**WHAT TO PRODUCE**
Using the data below, copy every line that contains the word "such".

►

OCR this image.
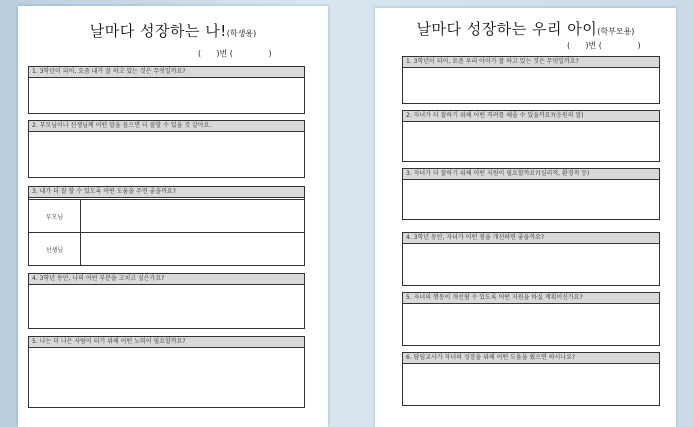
날마다 성장하는 나!(학생용)
(      )번 (              )
1. 3학년이 되어, 요즘 내가 잘 하고 있는 것은 무엇일까요?
2. 부모님이나 선생님께 어떤 말을 들으면 더 잘할 수 있을 것 같아요.
3. 내가 더 잘 할 수 있도록 어떤 도움을 주면 좋을까요?
부모님
선생님
4. 3학년 동안, 나의 어떤 부분을 고치고 싶은가요?
5. 나는 더 나은 사람이 되기 위해 어떤 노력이 필요할까요?
날마다 성장하는 우리 아이(학부모용)
(      )번 (              )
1. 3학년이 되어, 요즘 우리 아이가 잘 하고 있는 것은 무엇일까요?
2. 자녀가 더 잘하기 위해 어떤 격려를 해줄 수 있을까요?(응원의 말)
3. 자녀가 더 잘하기 위해 어떤 지원이 필요할까요?(심리적, 환경적 등)
4. 3학년 동안, 자녀가 어떤 점을 개선하면 좋을까요?
5. 자녀의 행동이 개선될 수 있도록 어떤 지원을 하실 계획이신가요?
6. 담임교사가 자녀의 성장을 위해 어떤 도움을 줬으면 하시나요?
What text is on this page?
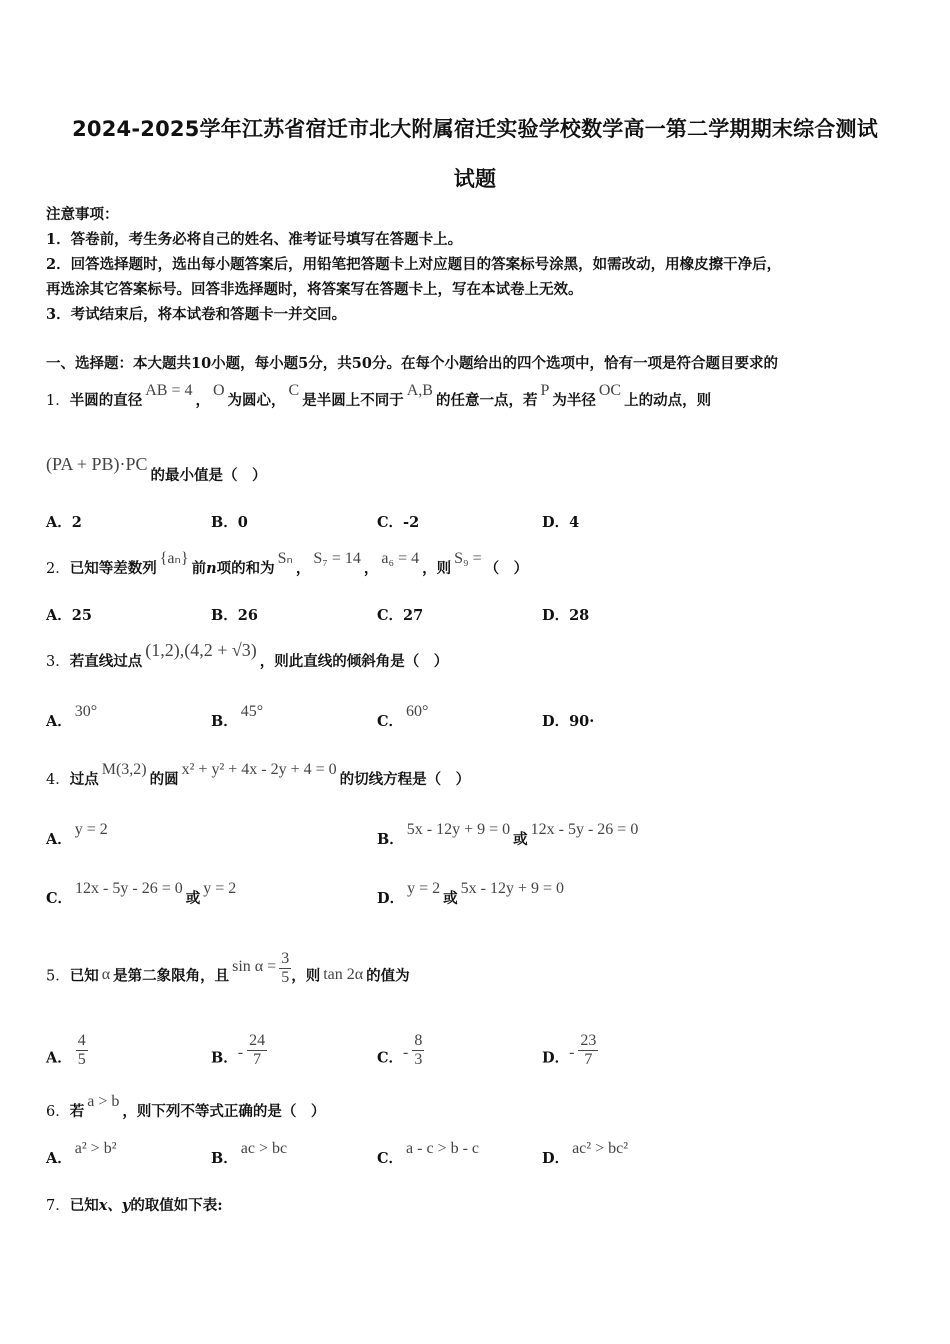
2024-2025学年江苏省宿迁市北大附属宿迁实验学校数学高一第二学期期末综合测试
试题
注意事项：
1．答卷前，考生务必将自己的姓名、准考证号填写在答题卡上。
2．回答选择题时，选出每小题答案后，用铅笔把答题卡上对应题目的答案标号涂黑，如需改动，用橡皮擦干净后，
再选涂其它答案标号。回答非选择题时，将答案写在答题卡上，写在本试卷上无效。
3．考试结束后，将本试卷和答题卡一并交回。
一、选择题：本大题共10小题，每小题5分，共50分。在每个小题给出的四个选项中，恰有一项是符合题目要求的
1．半圆的直径AB = 4，O为圆心，C是半圆上不同于A,B的任意一点，若P为半径OC上的动点，则
(PA + PB)·PC的最小值是（　）
A．2	B．0	C．-2	D．4
2．已知等差数列{aₙ}前n项的和为Sₙ，S₇ = 14，a₆ = 4，则S₉ =（　）
A．25	B．26	C．27	D．28
3．若直线过点(1,2),(4,2 + √3)，则此直线的倾斜角是（　）
A．30°
B．45°
C．60°
D．90·
4．过点M(3,2)的圆x² + y² + 4x - 2y + 4 = 0的切线方程是（　）
A．y = 2
B．5x - 12y + 9 = 0或12x - 5y - 26 = 0
C．12x - 5y - 26 = 0或y = 2
D．y = 2或5x - 12y + 9 = 0
5．已知 α 是第二象限角，且$\sin \alpha = \frac{3}{5}$ ，则 tan 2α 的值为
A． $\frac{4}{5}$	B．- $\frac{24}{7}$	C．- $\frac{8}{3}$	D．- $\frac{23}{7}$
6．若a > b，则下列不等式正确的是（　）
A．a² > b²
B．ac > bc
C．a - c > b - c
D．ac² > bc²
7．已知x、y的取值如下表:
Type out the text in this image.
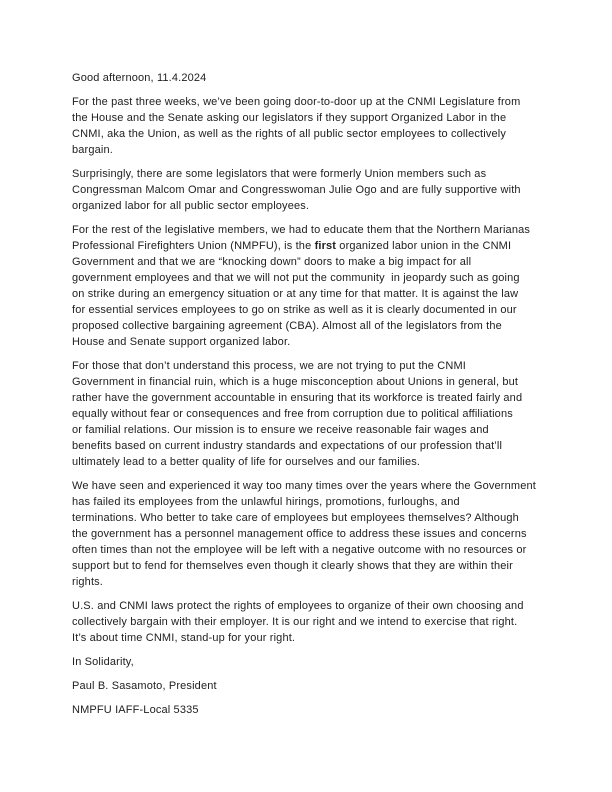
Good afternoon, 11.4.2024

For the past three weeks, we’ve been going door-to-door up at the CNMI Legislature from
the House and the Senate asking our legislators if they support Organized Labor in the
CNMI, aka the Union, as well as the rights of all public sector employees to collectively
bargain.

Surprisingly, there are some legislators that were formerly Union members such as
Congressman Malcom Omar and Congresswoman Julie Ogo and are fully supportive with
organized labor for all public sector employees.

For the rest of the legislative members, we had to educate them that the Northern Marianas
Professional Firefighters Union (NMPFU), is the first organized labor union in the CNMI
Government and that we are “knocking down” doors to make a big impact for all
government employees and that we will not put the community  in jeopardy such as going
on strike during an emergency situation or at any time for that matter. It is against the law
for essential services employees to go on strike as well as it is clearly documented in our
proposed collective bargaining agreement (CBA). Almost all of the legislators from the
House and Senate support organized labor.

For those that don’t understand this process, we are not trying to put the CNMI
Government in financial ruin, which is a huge misconception about Unions in general, but
rather have the government accountable in ensuring that its workforce is treated fairly and
equally without fear or consequences and free from corruption due to political affiliations
or familial relations. Our mission is to ensure we receive reasonable fair wages and
benefits based on current industry standards and expectations of our profession that’ll
ultimately lead to a better quality of life for ourselves and our families.

We have seen and experienced it way too many times over the years where the Government
has failed its employees from the unlawful hirings, promotions, furloughs, and
terminations. Who better to take care of employees but employees themselves? Although
the government has a personnel management office to address these issues and concerns
often times than not the employee will be left with a negative outcome with no resources or
support but to fend for themselves even though it clearly shows that they are within their
rights.

U.S. and CNMI laws protect the rights of employees to organize of their own choosing and
collectively bargain with their employer. It is our right and we intend to exercise that right.
It’s about time CNMI, stand-up for your right.

In Solidarity,

Paul B. Sasamoto, President

NMPFU IAFF-Local 5335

◄

**RESULT FOR THIS TASK**
Surprisingly, there are some legislators that were formerly Union members such as
government employees and that we will not put the community  in jeopardy such as going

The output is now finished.